Task goal — Select lines where the word "What" appears.

--- Begin Data provided ---

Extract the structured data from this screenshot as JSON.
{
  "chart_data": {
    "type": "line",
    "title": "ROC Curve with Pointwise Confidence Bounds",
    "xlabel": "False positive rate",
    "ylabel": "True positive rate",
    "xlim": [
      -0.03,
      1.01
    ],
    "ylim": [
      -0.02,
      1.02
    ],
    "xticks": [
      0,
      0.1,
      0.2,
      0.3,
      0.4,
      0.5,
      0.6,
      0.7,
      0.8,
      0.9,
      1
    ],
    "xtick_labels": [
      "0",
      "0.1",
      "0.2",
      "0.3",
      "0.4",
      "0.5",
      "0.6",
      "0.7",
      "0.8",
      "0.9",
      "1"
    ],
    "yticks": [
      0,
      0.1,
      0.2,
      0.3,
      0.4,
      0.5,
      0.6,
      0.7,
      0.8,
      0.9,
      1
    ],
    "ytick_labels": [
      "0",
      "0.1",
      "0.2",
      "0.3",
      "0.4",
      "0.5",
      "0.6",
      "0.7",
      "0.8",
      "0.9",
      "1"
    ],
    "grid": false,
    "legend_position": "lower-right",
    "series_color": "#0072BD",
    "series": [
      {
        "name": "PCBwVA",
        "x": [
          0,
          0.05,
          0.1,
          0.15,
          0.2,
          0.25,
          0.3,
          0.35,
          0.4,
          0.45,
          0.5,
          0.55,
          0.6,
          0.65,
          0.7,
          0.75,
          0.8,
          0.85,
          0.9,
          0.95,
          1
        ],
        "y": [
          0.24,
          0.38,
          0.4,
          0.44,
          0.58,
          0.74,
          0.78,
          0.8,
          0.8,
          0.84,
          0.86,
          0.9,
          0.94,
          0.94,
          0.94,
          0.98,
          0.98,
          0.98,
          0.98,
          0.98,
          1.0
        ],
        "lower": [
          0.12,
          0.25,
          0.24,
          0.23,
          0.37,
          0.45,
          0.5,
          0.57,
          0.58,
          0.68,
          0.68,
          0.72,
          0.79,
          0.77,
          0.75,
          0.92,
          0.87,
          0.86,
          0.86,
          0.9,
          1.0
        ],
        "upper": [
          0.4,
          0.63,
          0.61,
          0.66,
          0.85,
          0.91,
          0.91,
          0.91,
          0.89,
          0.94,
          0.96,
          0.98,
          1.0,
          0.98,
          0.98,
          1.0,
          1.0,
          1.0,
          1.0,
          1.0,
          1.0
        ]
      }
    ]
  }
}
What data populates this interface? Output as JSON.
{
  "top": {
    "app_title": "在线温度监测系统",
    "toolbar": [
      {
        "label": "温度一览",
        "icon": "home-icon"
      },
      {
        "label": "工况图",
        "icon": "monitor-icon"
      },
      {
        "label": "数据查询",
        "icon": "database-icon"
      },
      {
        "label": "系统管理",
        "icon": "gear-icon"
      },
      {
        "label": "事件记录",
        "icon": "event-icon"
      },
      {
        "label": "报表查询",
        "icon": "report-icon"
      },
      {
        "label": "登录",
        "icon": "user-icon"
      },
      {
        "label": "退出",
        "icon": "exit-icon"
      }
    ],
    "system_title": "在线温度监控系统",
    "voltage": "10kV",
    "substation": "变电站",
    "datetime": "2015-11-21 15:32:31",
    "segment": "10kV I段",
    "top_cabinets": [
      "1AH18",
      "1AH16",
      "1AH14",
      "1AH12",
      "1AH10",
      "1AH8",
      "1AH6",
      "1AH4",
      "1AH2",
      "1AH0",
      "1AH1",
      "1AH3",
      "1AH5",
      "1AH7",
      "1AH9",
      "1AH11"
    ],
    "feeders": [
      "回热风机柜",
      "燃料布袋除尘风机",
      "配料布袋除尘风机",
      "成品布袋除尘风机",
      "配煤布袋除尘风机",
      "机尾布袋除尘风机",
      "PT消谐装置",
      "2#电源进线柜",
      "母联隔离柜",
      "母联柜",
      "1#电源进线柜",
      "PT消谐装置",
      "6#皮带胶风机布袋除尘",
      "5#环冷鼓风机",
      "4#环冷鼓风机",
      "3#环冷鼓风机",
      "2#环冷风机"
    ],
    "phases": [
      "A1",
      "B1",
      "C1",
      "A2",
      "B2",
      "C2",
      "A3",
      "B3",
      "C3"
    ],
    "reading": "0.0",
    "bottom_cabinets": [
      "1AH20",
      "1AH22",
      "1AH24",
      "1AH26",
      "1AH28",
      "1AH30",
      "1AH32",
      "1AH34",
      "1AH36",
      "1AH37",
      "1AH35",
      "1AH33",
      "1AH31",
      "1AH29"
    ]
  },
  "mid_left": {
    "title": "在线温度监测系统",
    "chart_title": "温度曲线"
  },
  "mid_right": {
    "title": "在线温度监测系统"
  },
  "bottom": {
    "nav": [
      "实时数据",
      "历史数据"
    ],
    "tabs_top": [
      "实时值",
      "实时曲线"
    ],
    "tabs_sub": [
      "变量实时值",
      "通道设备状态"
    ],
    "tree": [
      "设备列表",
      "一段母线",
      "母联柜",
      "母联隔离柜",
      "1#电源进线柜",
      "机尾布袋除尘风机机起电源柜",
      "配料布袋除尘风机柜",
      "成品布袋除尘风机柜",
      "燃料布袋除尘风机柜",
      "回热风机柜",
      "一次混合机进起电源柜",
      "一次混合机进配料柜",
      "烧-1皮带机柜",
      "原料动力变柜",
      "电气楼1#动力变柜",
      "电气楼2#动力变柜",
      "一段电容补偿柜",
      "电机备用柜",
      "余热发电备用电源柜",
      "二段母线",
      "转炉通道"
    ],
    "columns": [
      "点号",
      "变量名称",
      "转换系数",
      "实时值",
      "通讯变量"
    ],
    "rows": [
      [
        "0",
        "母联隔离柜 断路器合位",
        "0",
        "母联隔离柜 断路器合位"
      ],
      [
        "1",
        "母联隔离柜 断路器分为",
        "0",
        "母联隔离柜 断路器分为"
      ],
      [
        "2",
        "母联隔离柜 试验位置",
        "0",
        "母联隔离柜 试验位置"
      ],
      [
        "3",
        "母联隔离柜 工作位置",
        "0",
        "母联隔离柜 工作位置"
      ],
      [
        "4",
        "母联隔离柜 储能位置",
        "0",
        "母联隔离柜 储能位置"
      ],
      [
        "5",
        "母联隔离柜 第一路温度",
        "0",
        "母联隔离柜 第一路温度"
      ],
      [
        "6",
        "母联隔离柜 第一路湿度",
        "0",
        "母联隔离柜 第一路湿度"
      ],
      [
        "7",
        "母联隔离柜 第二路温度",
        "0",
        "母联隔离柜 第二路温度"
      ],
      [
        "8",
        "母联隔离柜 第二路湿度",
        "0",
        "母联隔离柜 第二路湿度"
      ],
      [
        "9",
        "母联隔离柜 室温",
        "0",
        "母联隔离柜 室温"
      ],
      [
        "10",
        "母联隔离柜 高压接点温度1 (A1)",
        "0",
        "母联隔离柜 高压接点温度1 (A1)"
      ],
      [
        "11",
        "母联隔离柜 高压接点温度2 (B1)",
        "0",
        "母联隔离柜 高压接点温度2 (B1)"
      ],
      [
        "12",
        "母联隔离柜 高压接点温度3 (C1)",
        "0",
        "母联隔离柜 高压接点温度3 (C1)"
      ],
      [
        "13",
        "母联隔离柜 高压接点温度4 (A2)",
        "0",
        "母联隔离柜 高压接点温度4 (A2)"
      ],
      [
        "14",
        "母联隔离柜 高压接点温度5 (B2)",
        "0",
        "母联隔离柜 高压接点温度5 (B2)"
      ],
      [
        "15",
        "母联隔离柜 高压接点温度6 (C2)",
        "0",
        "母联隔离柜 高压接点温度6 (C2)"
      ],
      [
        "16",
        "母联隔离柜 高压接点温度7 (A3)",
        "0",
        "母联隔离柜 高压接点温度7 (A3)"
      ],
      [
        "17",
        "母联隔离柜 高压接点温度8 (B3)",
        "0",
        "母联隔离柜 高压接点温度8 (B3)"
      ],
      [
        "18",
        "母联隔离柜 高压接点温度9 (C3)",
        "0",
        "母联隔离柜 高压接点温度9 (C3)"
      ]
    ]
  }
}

--- End Data provided ---
--- Begin Data provided ---

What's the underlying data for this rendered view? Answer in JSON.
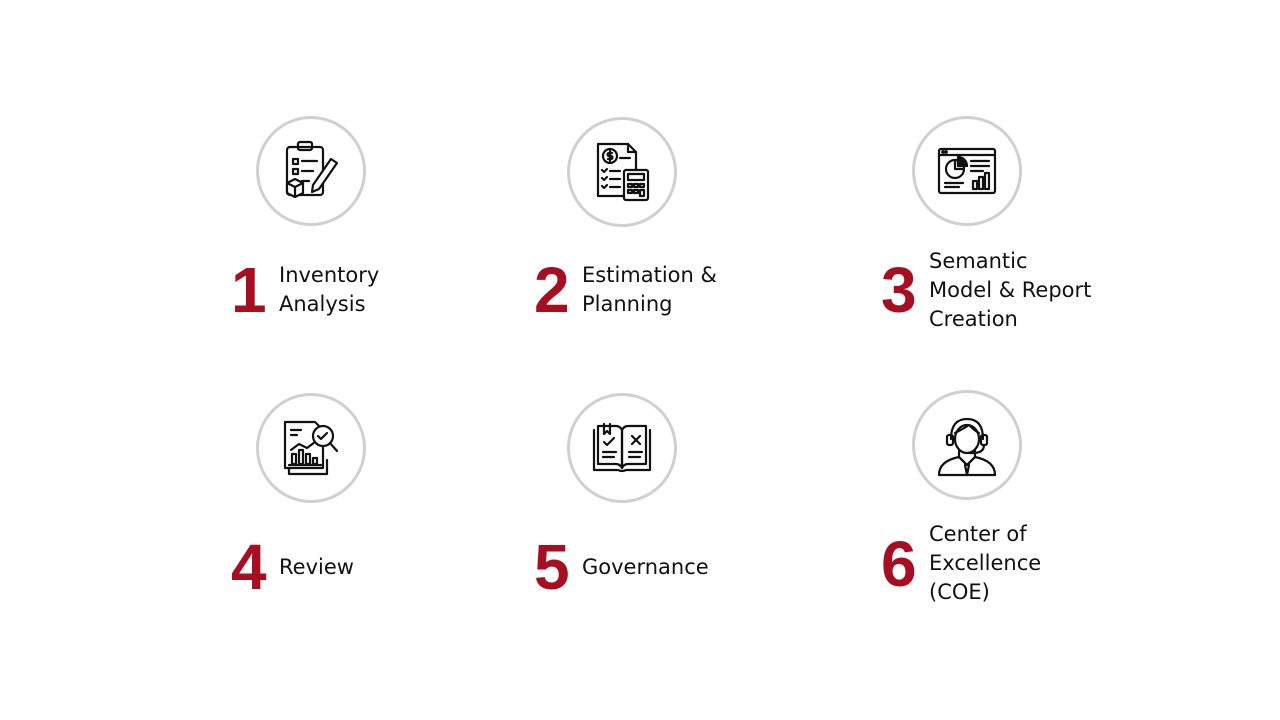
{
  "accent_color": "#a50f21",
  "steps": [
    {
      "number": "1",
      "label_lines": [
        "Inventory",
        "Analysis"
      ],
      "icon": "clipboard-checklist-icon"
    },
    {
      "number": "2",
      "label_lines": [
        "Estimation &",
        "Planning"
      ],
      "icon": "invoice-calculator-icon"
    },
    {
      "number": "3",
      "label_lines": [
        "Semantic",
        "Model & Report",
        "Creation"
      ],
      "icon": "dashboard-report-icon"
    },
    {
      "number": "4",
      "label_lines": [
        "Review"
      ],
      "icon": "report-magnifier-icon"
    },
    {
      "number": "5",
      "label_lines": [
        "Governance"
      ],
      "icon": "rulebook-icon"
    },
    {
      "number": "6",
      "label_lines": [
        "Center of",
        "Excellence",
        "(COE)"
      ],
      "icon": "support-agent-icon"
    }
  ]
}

--- End Data provided ---

Solution for this problem —
What data populates this interface? Output as JSON.
What's the underlying data for this rendered view? Answer in JSON.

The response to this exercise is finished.